WHAT IS EXPECTED: Write out the material exactly, leaving every picture behind.

***** ENTRIES SUPPLIED *****

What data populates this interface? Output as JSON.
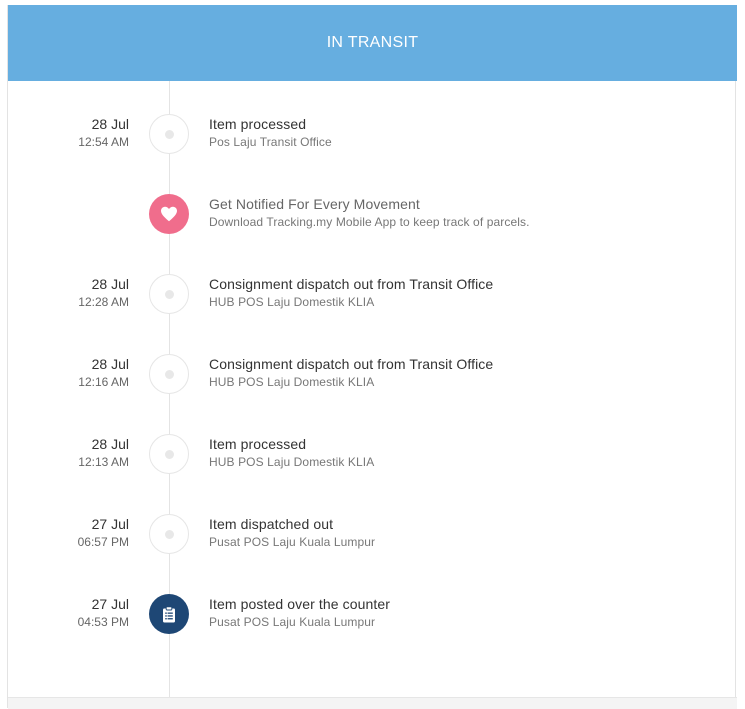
{
  "header": {
    "status": "IN TRANSIT",
    "color": "#66aee0"
  },
  "promo": {
    "title": "Get Notified For Every Movement",
    "subtitle": "Download Tracking.my Mobile App to keep track of parcels.",
    "icon": "heart-icon",
    "color": "#f06d8c"
  },
  "events": [
    {
      "date": "28 Jul",
      "time": "12:54 AM",
      "title": "Item processed",
      "location": "Pos Laju Transit Office"
    },
    {
      "date": "28 Jul",
      "time": "12:28 AM",
      "title": "Consignment dispatch out from Transit Office",
      "location": "HUB POS Laju Domestik KLIA"
    },
    {
      "date": "28 Jul",
      "time": "12:16 AM",
      "title": "Consignment dispatch out from Transit Office",
      "location": "HUB POS Laju Domestik KLIA"
    },
    {
      "date": "28 Jul",
      "time": "12:13 AM",
      "title": "Item processed",
      "location": "HUB POS Laju Domestik KLIA"
    },
    {
      "date": "27 Jul",
      "time": "06:57 PM",
      "title": "Item dispatched out",
      "location": "Pusat POS Laju Kuala Lumpur"
    },
    {
      "date": "27 Jul",
      "time": "04:53 PM",
      "title": "Item posted over the counter",
      "location": "Pusat POS Laju Kuala Lumpur",
      "icon": "clipboard-icon",
      "color": "#1e4775"
    }
  ]
}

*****

EXERCISE RESULT:
What data populates this interface? Output as JSON.
{
  "header": {
    "status": "IN TRANSIT",
    "color": "#66aee0"
  },
  "promo": {
    "title": "Get Notified For Every Movement",
    "subtitle": "Download Tracking.my Mobile App to keep track of parcels.",
    "icon": "heart-icon",
    "color": "#f06d8c"
  },
  "events": [
    {
      "date": "28 Jul",
      "time": "12:54 AM",
      "title": "Item processed",
      "location": "Pos Laju Transit Office"
    },
    {
      "date": "28 Jul",
      "time": "12:28 AM",
      "title": "Consignment dispatch out from Transit Office",
      "location": "HUB POS Laju Domestik KLIA"
    },
    {
      "date": "28 Jul",
      "time": "12:16 AM",
      "title": "Consignment dispatch out from Transit Office",
      "location": "HUB POS Laju Domestik KLIA"
    },
    {
      "date": "28 Jul",
      "time": "12:13 AM",
      "title": "Item processed",
      "location": "HUB POS Laju Domestik KLIA"
    },
    {
      "date": "27 Jul",
      "time": "06:57 PM",
      "title": "Item dispatched out",
      "location": "Pusat POS Laju Kuala Lumpur"
    },
    {
      "date": "27 Jul",
      "time": "04:53 PM",
      "title": "Item posted over the counter",
      "location": "Pusat POS Laju Kuala Lumpur",
      "icon": "clipboard-icon",
      "color": "#1e4775"
    }
  ]
}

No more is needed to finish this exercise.